═══ Listed entries
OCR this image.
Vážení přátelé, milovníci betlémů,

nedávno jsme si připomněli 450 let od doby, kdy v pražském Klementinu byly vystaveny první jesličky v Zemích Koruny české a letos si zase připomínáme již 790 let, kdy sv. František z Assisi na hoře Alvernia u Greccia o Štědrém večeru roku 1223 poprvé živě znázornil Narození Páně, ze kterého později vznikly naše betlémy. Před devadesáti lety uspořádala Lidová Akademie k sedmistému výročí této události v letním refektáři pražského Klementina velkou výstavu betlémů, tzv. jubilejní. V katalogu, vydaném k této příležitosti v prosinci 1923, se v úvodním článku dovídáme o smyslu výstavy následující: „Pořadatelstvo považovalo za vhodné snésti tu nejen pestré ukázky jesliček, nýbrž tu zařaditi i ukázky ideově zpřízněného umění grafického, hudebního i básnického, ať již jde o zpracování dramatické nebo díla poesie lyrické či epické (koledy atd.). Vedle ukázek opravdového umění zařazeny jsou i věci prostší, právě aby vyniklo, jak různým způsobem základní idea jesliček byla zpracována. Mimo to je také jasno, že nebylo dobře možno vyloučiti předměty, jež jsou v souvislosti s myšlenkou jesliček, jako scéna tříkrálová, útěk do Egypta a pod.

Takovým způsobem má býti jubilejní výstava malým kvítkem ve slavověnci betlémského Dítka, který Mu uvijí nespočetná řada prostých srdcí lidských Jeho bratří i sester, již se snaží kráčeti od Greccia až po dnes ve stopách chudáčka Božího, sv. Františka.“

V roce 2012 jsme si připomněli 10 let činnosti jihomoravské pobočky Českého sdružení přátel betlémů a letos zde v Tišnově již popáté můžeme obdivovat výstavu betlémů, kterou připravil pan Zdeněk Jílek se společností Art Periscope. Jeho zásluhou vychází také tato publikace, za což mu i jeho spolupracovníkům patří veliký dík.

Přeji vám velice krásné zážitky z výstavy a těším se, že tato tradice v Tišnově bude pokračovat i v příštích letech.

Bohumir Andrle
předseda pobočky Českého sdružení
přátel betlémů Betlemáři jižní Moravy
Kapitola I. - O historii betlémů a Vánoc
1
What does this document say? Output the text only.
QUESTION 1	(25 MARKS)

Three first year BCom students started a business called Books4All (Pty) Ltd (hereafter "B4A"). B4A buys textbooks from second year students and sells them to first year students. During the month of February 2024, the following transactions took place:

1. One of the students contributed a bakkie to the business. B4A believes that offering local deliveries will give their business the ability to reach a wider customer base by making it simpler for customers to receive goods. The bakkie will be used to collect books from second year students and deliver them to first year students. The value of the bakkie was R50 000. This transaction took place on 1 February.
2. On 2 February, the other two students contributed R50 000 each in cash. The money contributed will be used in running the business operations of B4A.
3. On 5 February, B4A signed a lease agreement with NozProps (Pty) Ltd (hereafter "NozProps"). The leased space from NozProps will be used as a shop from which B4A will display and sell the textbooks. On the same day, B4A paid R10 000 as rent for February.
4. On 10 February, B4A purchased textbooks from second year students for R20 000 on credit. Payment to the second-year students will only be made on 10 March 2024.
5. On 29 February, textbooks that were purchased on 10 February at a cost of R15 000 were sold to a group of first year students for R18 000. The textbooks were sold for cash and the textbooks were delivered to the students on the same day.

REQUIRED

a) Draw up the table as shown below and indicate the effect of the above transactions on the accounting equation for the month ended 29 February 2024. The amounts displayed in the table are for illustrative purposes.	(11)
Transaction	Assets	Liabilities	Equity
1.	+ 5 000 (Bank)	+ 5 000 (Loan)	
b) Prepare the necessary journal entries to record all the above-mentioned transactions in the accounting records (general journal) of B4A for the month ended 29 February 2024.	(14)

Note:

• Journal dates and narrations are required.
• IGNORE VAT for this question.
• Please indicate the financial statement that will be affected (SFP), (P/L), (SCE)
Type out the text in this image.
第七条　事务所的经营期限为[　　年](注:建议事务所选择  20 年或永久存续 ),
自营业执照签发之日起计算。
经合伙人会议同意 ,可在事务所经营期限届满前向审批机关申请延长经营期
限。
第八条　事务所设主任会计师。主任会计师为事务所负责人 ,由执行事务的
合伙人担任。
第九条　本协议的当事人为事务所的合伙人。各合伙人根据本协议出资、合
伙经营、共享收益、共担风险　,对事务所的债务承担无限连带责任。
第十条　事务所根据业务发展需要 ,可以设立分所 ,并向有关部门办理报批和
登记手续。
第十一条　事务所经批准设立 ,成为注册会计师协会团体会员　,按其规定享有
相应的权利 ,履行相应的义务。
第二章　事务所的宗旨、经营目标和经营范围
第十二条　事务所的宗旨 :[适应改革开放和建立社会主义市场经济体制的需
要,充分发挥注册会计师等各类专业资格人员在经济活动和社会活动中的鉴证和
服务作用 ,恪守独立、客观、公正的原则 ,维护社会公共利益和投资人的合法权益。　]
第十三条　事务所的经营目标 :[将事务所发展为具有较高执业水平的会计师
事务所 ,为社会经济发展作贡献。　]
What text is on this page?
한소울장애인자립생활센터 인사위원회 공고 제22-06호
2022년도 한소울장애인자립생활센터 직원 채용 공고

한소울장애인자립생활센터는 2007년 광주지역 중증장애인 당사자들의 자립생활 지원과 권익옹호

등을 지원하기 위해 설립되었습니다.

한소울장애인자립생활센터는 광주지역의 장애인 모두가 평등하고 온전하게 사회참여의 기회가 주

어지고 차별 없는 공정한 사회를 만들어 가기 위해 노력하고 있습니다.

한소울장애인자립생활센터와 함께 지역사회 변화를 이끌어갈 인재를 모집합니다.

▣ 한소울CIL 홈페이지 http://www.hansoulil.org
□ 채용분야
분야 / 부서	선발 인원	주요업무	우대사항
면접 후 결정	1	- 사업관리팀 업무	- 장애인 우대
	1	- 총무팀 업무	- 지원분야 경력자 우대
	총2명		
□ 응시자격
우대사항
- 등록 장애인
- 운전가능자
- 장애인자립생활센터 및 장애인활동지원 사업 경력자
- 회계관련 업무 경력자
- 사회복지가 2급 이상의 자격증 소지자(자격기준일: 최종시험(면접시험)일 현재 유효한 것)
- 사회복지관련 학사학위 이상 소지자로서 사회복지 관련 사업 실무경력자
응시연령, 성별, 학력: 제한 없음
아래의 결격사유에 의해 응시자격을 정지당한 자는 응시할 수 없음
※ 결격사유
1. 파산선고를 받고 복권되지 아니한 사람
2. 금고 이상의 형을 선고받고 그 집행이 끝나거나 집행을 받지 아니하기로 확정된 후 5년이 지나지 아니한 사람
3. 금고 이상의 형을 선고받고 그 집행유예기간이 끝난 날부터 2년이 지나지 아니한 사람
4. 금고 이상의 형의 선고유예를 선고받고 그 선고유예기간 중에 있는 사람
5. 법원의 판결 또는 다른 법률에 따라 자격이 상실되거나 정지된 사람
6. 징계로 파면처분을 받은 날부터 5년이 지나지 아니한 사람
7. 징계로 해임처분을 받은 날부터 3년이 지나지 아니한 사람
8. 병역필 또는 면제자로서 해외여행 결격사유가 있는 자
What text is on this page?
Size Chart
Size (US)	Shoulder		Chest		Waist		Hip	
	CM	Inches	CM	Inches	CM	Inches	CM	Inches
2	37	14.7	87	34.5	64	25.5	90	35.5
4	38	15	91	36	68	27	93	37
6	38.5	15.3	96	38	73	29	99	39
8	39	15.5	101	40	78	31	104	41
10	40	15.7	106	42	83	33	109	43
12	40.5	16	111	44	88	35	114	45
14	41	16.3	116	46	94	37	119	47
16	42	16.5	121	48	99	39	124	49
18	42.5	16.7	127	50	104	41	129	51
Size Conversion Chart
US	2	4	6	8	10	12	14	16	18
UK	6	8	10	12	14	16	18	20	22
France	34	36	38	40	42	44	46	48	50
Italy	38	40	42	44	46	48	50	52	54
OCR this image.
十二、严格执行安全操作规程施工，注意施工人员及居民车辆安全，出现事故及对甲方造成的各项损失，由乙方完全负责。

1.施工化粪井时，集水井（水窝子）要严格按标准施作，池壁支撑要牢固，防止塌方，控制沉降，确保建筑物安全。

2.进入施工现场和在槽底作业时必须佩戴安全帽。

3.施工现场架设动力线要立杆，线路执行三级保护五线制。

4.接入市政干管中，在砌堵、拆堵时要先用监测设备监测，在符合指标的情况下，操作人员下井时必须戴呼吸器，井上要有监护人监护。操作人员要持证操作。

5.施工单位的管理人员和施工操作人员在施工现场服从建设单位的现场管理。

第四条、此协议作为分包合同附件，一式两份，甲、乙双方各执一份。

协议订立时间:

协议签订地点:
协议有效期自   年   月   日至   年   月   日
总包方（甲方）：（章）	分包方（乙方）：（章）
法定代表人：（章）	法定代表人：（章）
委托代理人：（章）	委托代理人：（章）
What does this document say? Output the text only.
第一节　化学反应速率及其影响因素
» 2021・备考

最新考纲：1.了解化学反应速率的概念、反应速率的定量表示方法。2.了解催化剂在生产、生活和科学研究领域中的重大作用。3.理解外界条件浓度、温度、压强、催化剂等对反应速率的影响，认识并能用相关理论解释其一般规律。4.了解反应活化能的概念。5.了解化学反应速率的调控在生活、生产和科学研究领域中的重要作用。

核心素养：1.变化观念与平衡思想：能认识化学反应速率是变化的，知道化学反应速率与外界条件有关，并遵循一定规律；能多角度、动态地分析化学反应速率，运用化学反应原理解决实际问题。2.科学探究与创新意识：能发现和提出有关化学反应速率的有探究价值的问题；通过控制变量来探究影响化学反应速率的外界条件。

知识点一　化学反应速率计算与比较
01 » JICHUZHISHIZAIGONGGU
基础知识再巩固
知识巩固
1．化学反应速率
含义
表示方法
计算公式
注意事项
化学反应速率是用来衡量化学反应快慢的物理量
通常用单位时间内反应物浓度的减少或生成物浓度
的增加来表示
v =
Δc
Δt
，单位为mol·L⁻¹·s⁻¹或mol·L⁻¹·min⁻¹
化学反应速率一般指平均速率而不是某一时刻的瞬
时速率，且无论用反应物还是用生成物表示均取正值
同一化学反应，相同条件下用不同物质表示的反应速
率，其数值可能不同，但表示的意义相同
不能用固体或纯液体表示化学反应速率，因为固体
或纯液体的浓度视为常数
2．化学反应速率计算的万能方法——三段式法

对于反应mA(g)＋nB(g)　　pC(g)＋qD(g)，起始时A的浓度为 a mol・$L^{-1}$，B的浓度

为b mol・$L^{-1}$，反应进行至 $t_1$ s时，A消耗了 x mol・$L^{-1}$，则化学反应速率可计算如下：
══════
• **What the task requires**
Look over the records above and copy each line that includes the string "year".

• **Response to this task**
Three first year BCom students started a business called Books4All (Pty) Ltd (hereafter "B4A"). B4A buys textbooks from second year students and sells them to first year students. During the month of February 2024, the following transactions took place:
1. One of the students contributed a bakkie to the business. B4A believes that offering local deliveries will give their business the ability to reach a wider customer base by making it simpler for customers to receive goods. The bakkie will be used to collect books from second year students and deliver them to first year students. The value of the bakkie was R50 000. This transaction took place on 1 February.
4. On 10 February, B4A purchased textbooks from second year students for R20 000 on credit. Payment to the second-year students will only be made on 10 March 2024.
5. On 29 February, textbooks that were purchased on 10 February at a cost of R15 000 were sold to a group of first year students for R18 000. The textbooks were sold for cash and the textbooks were delivered to the students on the same day.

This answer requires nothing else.